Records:
--------------------------------------------------
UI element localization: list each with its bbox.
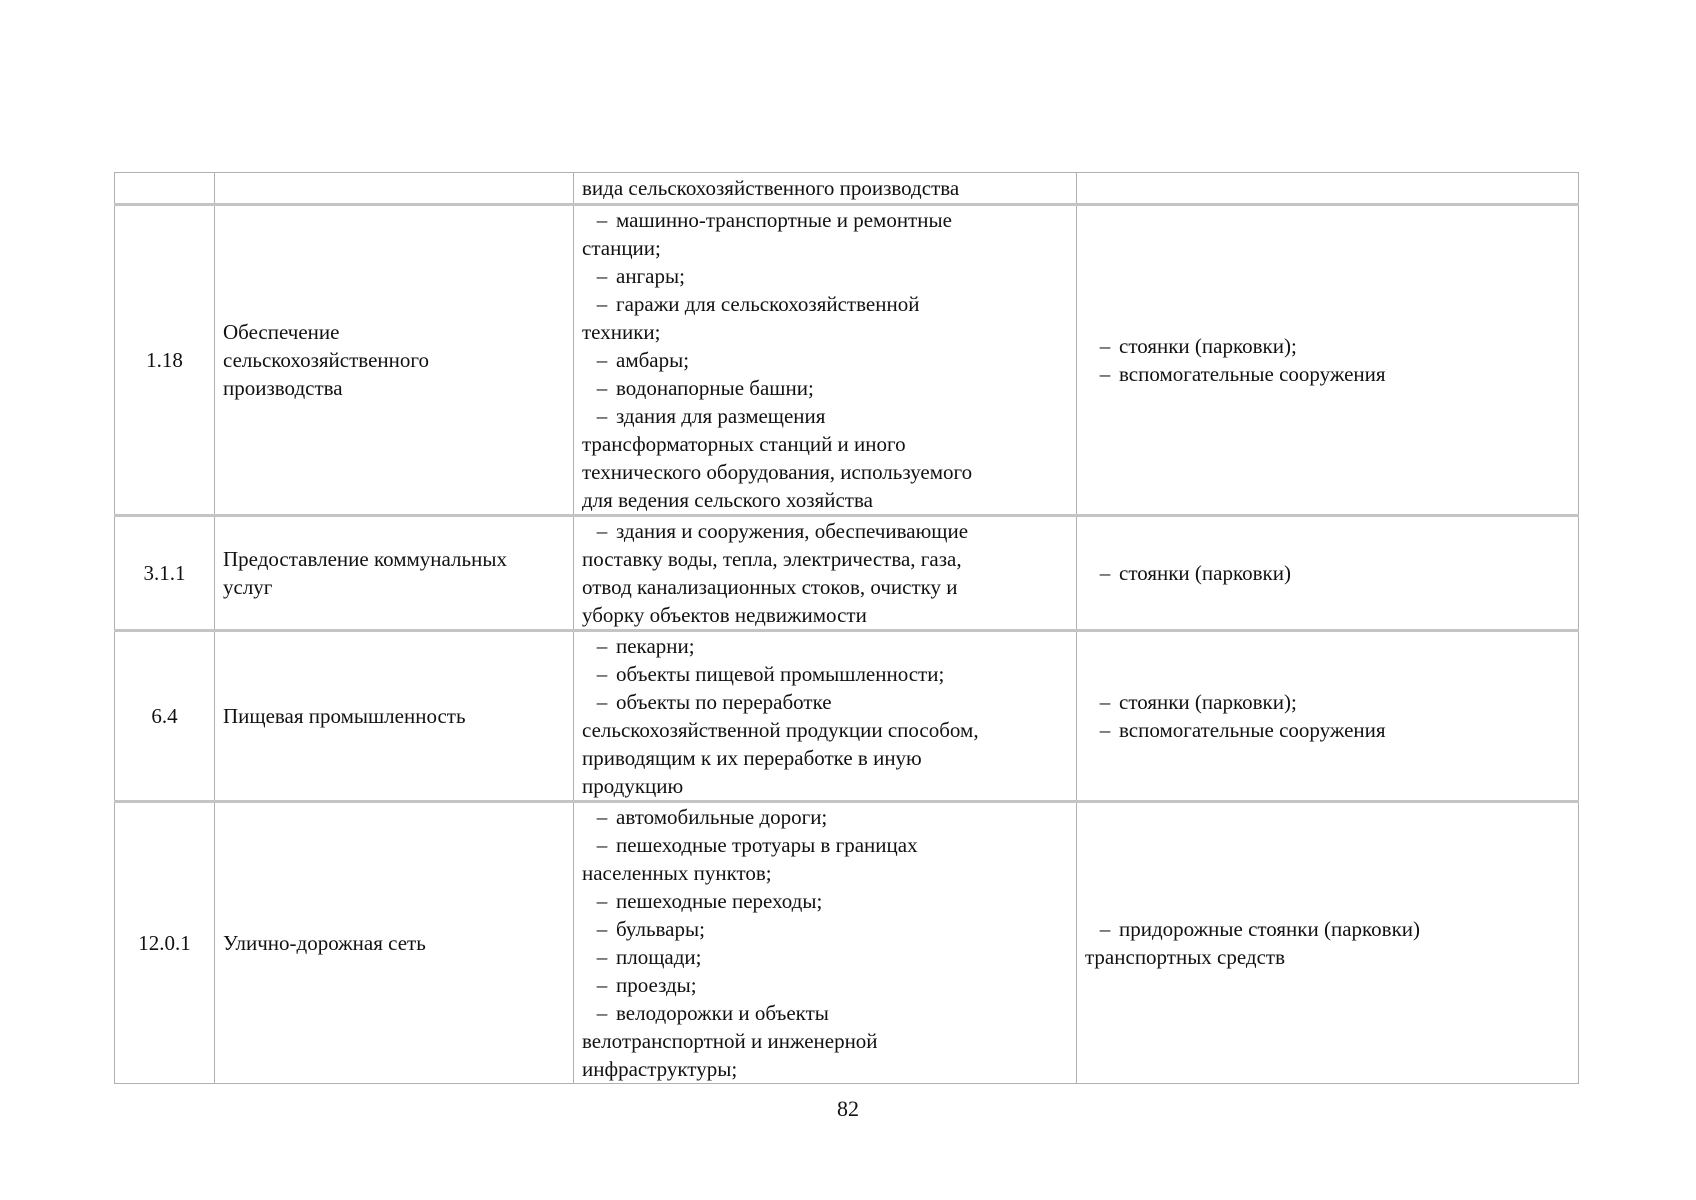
list-dash: – <box>1099 362 1111 386</box>
use-name-line: производства <box>223 376 343 400</box>
list-dash: – <box>596 348 608 372</box>
main-use-line-text: здания для размещения <box>616 404 826 428</box>
list-dash: – <box>596 973 608 997</box>
aux-use-line <box>1085 332 1570 360</box>
code-cell <box>115 802 215 1084</box>
list-dash: – <box>596 889 608 913</box>
main-use-line <box>582 374 1068 402</box>
main-use-text: вида сельскохозяйственного производства <box>582 176 960 200</box>
main-use-line-text: ангары; <box>616 264 685 288</box>
list-dash: – <box>596 662 608 686</box>
list-dash: – <box>596 917 608 941</box>
table-row <box>115 205 1579 516</box>
main-use-line-text: отвод канализационных стоков, очистку и <box>582 575 958 599</box>
list-dash: – <box>596 376 608 400</box>
list-dash: – <box>596 404 608 428</box>
main-use-line-text: пекарни; <box>616 634 695 658</box>
main-use-line <box>582 430 1068 458</box>
main-use-line-text: трансформаторных станций и иного <box>582 432 906 456</box>
main-uses-cell <box>574 631 1077 802</box>
list-dash: – <box>1099 718 1111 742</box>
list-dash: – <box>596 264 608 288</box>
main-use-line-text: велотранспортной и инженерной <box>582 1029 878 1053</box>
list-dash: – <box>1099 917 1111 941</box>
main-use-line <box>582 772 1068 800</box>
main-uses-cell <box>574 516 1077 631</box>
main-use-line <box>582 486 1068 514</box>
main-use-line-text: продукцию <box>582 774 684 798</box>
main-use-line <box>582 601 1068 629</box>
main-use-line <box>582 744 1068 772</box>
auxiliary-uses-cell <box>1077 205 1579 516</box>
main-use-line <box>582 234 1068 262</box>
main-use-line-text: здания и сооружения, обеспечивающие <box>616 519 969 543</box>
main-use-line <box>582 887 1068 915</box>
main-uses-cell <box>574 802 1077 1084</box>
auxiliary-uses-cell <box>1077 631 1579 802</box>
use-code: 6.4 <box>151 704 178 728</box>
continuation-row <box>115 173 1579 205</box>
aux-use-line-text: стоянки (парковки) <box>1119 561 1291 585</box>
aux-use-line-text: вспомогательные сооружения <box>1119 718 1386 742</box>
list-dash: – <box>1099 561 1111 585</box>
code-cell <box>115 205 215 516</box>
use-name-line: Улично-дорожная сеть <box>223 931 426 955</box>
aux-use-line <box>1085 915 1570 943</box>
page-number: 82 <box>837 1096 859 1121</box>
use-name-line: услуг <box>223 575 273 599</box>
main-use-line-text: сельскохозяйственной продукции способом, <box>582 718 979 742</box>
list-dash: – <box>596 945 608 969</box>
use-code: 12.0.1 <box>138 931 191 955</box>
table-row <box>115 631 1579 802</box>
main-use-line-text: для ведения сельского хозяйства <box>582 488 873 512</box>
use-name-line: Пищевая промышленность <box>223 704 466 728</box>
aux-use-line-text: стоянки (парковки); <box>1119 690 1297 714</box>
main-use-line-text: приводящим к их переработке в иную <box>582 746 922 770</box>
main-use-line-text: автомобильные дороги; <box>616 805 828 829</box>
main-use-line <box>582 943 1068 971</box>
main-use-line-text: водонапорные башни; <box>616 376 814 400</box>
main-use-line-text: поставку воды, тепла, электричества, газа, <box>582 547 962 571</box>
aux-use-line <box>1085 688 1570 716</box>
main-use-line <box>582 688 1068 716</box>
main-use-line <box>582 458 1068 486</box>
code-cell <box>115 516 215 631</box>
use-code: 3.1.1 <box>143 561 186 585</box>
main-use-line <box>582 206 1068 234</box>
main-use-line-text: велодорожки и объекты <box>616 1001 829 1025</box>
code-cell <box>115 173 215 205</box>
main-use-line-text: инфраструктуры; <box>582 1057 738 1081</box>
table-row <box>115 802 1579 1084</box>
main-use-line <box>582 346 1068 374</box>
name-cell <box>215 173 574 205</box>
main-use-line-text: техники; <box>582 320 661 344</box>
main-use-line-text: объекты по переработке <box>616 690 832 714</box>
name-cell <box>215 205 574 516</box>
main-use-line <box>582 999 1068 1027</box>
name-cell <box>215 631 574 802</box>
use-code: 1.18 <box>146 348 183 372</box>
main-use-line <box>582 262 1068 290</box>
list-dash: – <box>596 208 608 232</box>
main-use-line <box>582 632 1068 660</box>
main-use-line <box>582 1027 1068 1055</box>
aux-use-line <box>1085 943 1570 971</box>
main-uses-cell <box>574 205 1077 516</box>
use-name-line: Обеспечение <box>223 320 340 344</box>
main-use-line <box>582 517 1068 545</box>
list-dash: – <box>596 690 608 714</box>
auxiliary-uses-cell <box>1077 516 1579 631</box>
main-use-line-text: машинно-транспортные и ремонтные <box>616 208 952 232</box>
auxiliary-uses-cell <box>1077 802 1579 1084</box>
main-uses-cell <box>574 173 1077 205</box>
aux-use-line-text: транспортных средств <box>1085 945 1286 969</box>
main-use-line <box>582 290 1068 318</box>
aux-use-line-text: вспомогательные сооружения <box>1119 362 1386 386</box>
main-use-line-text: пешеходные переходы; <box>616 889 823 913</box>
use-name-line: Предоставление коммунальных <box>223 547 507 571</box>
main-use-line <box>582 573 1068 601</box>
main-use-line <box>582 545 1068 573</box>
main-use-line <box>582 1055 1068 1083</box>
list-dash: – <box>596 805 608 829</box>
list-dash: – <box>596 1001 608 1025</box>
main-use-line <box>582 318 1068 346</box>
main-use-line <box>582 716 1068 744</box>
table-row <box>115 516 1579 631</box>
main-use-line-text: объекты пищевой промышленности; <box>616 662 945 686</box>
aux-use-line <box>1085 360 1570 388</box>
auxiliary-uses-cell <box>1077 173 1579 205</box>
main-use-line <box>582 660 1068 688</box>
main-use-line-text: бульвары; <box>616 917 705 941</box>
main-use-line-text: уборку объектов недвижимости <box>582 603 867 627</box>
main-use-line <box>582 915 1068 943</box>
main-use-line-text: технического оборудования, используемого <box>582 460 973 484</box>
main-use-line <box>582 402 1068 430</box>
aux-use-line <box>1085 559 1570 587</box>
use-name-line: сельскохозяйственного <box>223 348 429 372</box>
aux-use-line-text: придорожные стоянки (парковки) <box>1119 917 1421 941</box>
list-dash: – <box>596 519 608 543</box>
aux-use-line-text: стоянки (парковки); <box>1119 334 1297 358</box>
main-use-line-text: амбары; <box>616 348 690 372</box>
main-use-line-text: населенных пунктов; <box>582 861 772 885</box>
main-use-line <box>582 803 1068 831</box>
list-dash: – <box>596 634 608 658</box>
code-cell <box>115 631 215 802</box>
list-dash: – <box>1099 690 1111 714</box>
list-dash: – <box>1099 334 1111 358</box>
list-dash: – <box>596 292 608 316</box>
main-use-line-text: гаражи для сельскохозяйственной <box>616 292 920 316</box>
list-dash: – <box>596 833 608 857</box>
main-use-line <box>582 859 1068 887</box>
main-use-line-text: пешеходные тротуары в границах <box>616 833 918 857</box>
main-use-line <box>582 831 1068 859</box>
main-use-line-text: площади; <box>616 945 702 969</box>
main-use-line-text: проезды; <box>616 973 697 997</box>
name-cell <box>215 802 574 1084</box>
land-use-table <box>114 172 1579 1084</box>
name-cell <box>215 516 574 631</box>
main-use-line <box>582 971 1068 999</box>
main-use-line-text: станции; <box>582 236 661 260</box>
aux-use-line <box>1085 716 1570 744</box>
--------------------------------------------------
• _THE REQUEST_: Copy every line of the records above word for word, omitting the pictures.

• _SOLUTION TO THIS PROBLEM_:
UI element localization: list each with its bbox.
list-dash: – <box>1099 362 1111 386</box>
use-name-line: производства <box>223 376 343 400</box>
list-dash: – <box>596 348 608 372</box>
main-use-line-text: здания для размещения <box>616 404 826 428</box>
list-dash: – <box>596 973 608 997</box>
aux-use-line <box>1085 332 1570 360</box>
code-cell <box>115 802 215 1084</box>
list-dash: – <box>596 889 608 913</box>
main-use-line <box>582 374 1068 402</box>
main-use-text: вида сельскохозяйственного производства <box>582 176 960 200</box>
main-use-line-text: ангары; <box>616 264 685 288</box>
list-dash: – <box>596 662 608 686</box>
list-dash: – <box>596 917 608 941</box>
table-row <box>115 205 1579 516</box>
main-use-line-text: отвод канализационных стоков, очистку и <box>582 575 958 599</box>
list-dash: – <box>596 376 608 400</box>
list-dash: – <box>596 404 608 428</box>
main-use-line-text: пекарни; <box>616 634 695 658</box>
main-use-line <box>582 430 1068 458</box>
main-use-line-text: трансформаторных станций и иного <box>582 432 906 456</box>
main-uses-cell <box>574 631 1077 802</box>
list-dash: – <box>1099 718 1111 742</box>
list-dash: – <box>596 264 608 288</box>
main-use-line-text: велотранспортной и инженерной <box>582 1029 878 1053</box>
list-dash: – <box>1099 917 1111 941</box>
main-use-line <box>582 772 1068 800</box>
main-uses-cell <box>574 516 1077 631</box>
main-use-line <box>582 486 1068 514</box>
main-use-line-text: продукцию <box>582 774 684 798</box>
main-use-line <box>582 601 1068 629</box>
main-use-line <box>582 744 1068 772</box>
auxiliary-uses-cell <box>1077 205 1579 516</box>
main-use-line <box>582 234 1068 262</box>
main-use-line-text: здания и сооружения, обеспечивающие <box>616 519 969 543</box>
main-use-line <box>582 887 1068 915</box>
main-uses-cell <box>574 802 1077 1084</box>
auxiliary-uses-cell <box>1077 631 1579 802</box>
use-code: 6.4 <box>151 704 178 728</box>
continuation-row <box>115 173 1579 205</box>
aux-use-line-text: стоянки (парковки) <box>1119 561 1291 585</box>
aux-use-line-text: вспомогательные сооружения <box>1119 718 1386 742</box>
list-dash: – <box>1099 561 1111 585</box>
code-cell <box>115 205 215 516</box>
use-name-line: Улично-дорожная сеть <box>223 931 426 955</box>
aux-use-line <box>1085 915 1570 943</box>
page-number: 82 <box>837 1096 859 1121</box>
use-name-line: услуг <box>223 575 273 599</box>
main-use-line-text: сельскохозяйственной продукции способом, <box>582 718 979 742</box>
list-dash: – <box>596 945 608 969</box>
use-code: 12.0.1 <box>138 931 191 955</box>
table-row <box>115 631 1579 802</box>
main-use-line-text: для ведения сельского хозяйства <box>582 488 873 512</box>
use-name-line: Пищевая промышленность <box>223 704 466 728</box>
aux-use-line-text: стоянки (парковки); <box>1119 690 1297 714</box>
main-use-line-text: приводящим к их переработке в иную <box>582 746 922 770</box>
main-use-line-text: автомобильные дороги; <box>616 805 828 829</box>
main-use-line <box>582 943 1068 971</box>
main-use-line-text: водонапорные башни; <box>616 376 814 400</box>
main-use-line-text: поставку воды, тепла, электричества, газа, <box>582 547 962 571</box>
aux-use-line <box>1085 688 1570 716</box>
main-use-line <box>582 688 1068 716</box>
main-use-line <box>582 458 1068 486</box>
code-cell <box>115 516 215 631</box>
use-code: 3.1.1 <box>143 561 186 585</box>
main-use-line <box>582 206 1068 234</box>
main-use-line-text: велодорожки и объекты <box>616 1001 829 1025</box>
code-cell <box>115 173 215 205</box>
main-use-line-text: инфраструктуры; <box>582 1057 738 1081</box>
table-row <box>115 802 1579 1084</box>
main-use-line <box>582 346 1068 374</box>
name-cell <box>215 173 574 205</box>
main-use-line-text: техники; <box>582 320 661 344</box>
main-use-line-text: объекты по переработке <box>616 690 832 714</box>
name-cell <box>215 205 574 516</box>
main-use-line <box>582 999 1068 1027</box>
name-cell <box>215 631 574 802</box>
use-code: 1.18 <box>146 348 183 372</box>
main-use-line <box>582 262 1068 290</box>
list-dash: – <box>596 208 608 232</box>
main-use-line <box>582 632 1068 660</box>
main-use-line <box>582 1027 1068 1055</box>
aux-use-line <box>1085 943 1570 971</box>
main-uses-cell <box>574 205 1077 516</box>
use-name-line: Обеспечение <box>223 320 340 344</box>
main-use-line <box>582 517 1068 545</box>
list-dash: – <box>596 690 608 714</box>
auxiliary-uses-cell <box>1077 516 1579 631</box>
main-use-line-text: машинно-транспортные и ремонтные <box>616 208 952 232</box>
auxiliary-uses-cell <box>1077 802 1579 1084</box>
main-uses-cell <box>574 173 1077 205</box>
aux-use-line-text: транспортных средств <box>1085 945 1286 969</box>
main-use-line <box>582 290 1068 318</box>
aux-use-line-text: вспомогательные сооружения <box>1119 362 1386 386</box>
main-use-line-text: пешеходные переходы; <box>616 889 823 913</box>
use-name-line: Предоставление коммунальных <box>223 547 507 571</box>
main-use-line <box>582 573 1068 601</box>
main-use-line <box>582 545 1068 573</box>
main-use-line <box>582 1055 1068 1083</box>
list-dash: – <box>596 805 608 829</box>
list-dash: – <box>596 1001 608 1025</box>
main-use-line <box>582 318 1068 346</box>
main-use-line <box>582 716 1068 744</box>
table-row <box>115 516 1579 631</box>
main-use-line-text: объекты пищевой промышленности; <box>616 662 945 686</box>
aux-use-line <box>1085 360 1570 388</box>
auxiliary-uses-cell <box>1077 173 1579 205</box>
main-use-line <box>582 660 1068 688</box>
main-use-line-text: бульвары; <box>616 917 705 941</box>
main-use-line-text: уборку объектов недвижимости <box>582 603 867 627</box>
main-use-line <box>582 915 1068 943</box>
main-use-line-text: технического оборудования, используемого <box>582 460 973 484</box>
main-use-line <box>582 402 1068 430</box>
aux-use-line <box>1085 559 1570 587</box>
use-name-line: сельскохозяйственного <box>223 348 429 372</box>
aux-use-line-text: придорожные стоянки (парковки) <box>1119 917 1421 941</box>
list-dash: – <box>596 519 608 543</box>
aux-use-line-text: стоянки (парковки); <box>1119 334 1297 358</box>
main-use-line-text: амбары; <box>616 348 690 372</box>
main-use-line-text: населенных пунктов; <box>582 861 772 885</box>
main-use-line <box>582 803 1068 831</box>
list-dash: – <box>596 634 608 658</box>
code-cell <box>115 631 215 802</box>
list-dash: – <box>1099 690 1111 714</box>
list-dash: – <box>1099 334 1111 358</box>
list-dash: – <box>596 292 608 316</box>
main-use-line-text: гаражи для сельскохозяйственной <box>616 292 920 316</box>
list-dash: – <box>596 833 608 857</box>
main-use-line <box>582 859 1068 887</box>
main-use-line-text: пешеходные тротуары в границах <box>616 833 918 857</box>
main-use-line <box>582 831 1068 859</box>
main-use-line-text: площади; <box>616 945 702 969</box>
main-use-line-text: проезды; <box>616 973 697 997</box>
name-cell <box>215 802 574 1084</box>
land-use-table <box>114 172 1579 1084</box>
name-cell <box>215 516 574 631</box>
main-use-line <box>582 971 1068 999</box>
main-use-line-text: станции; <box>582 236 661 260</box>
aux-use-line <box>1085 716 1570 744</box>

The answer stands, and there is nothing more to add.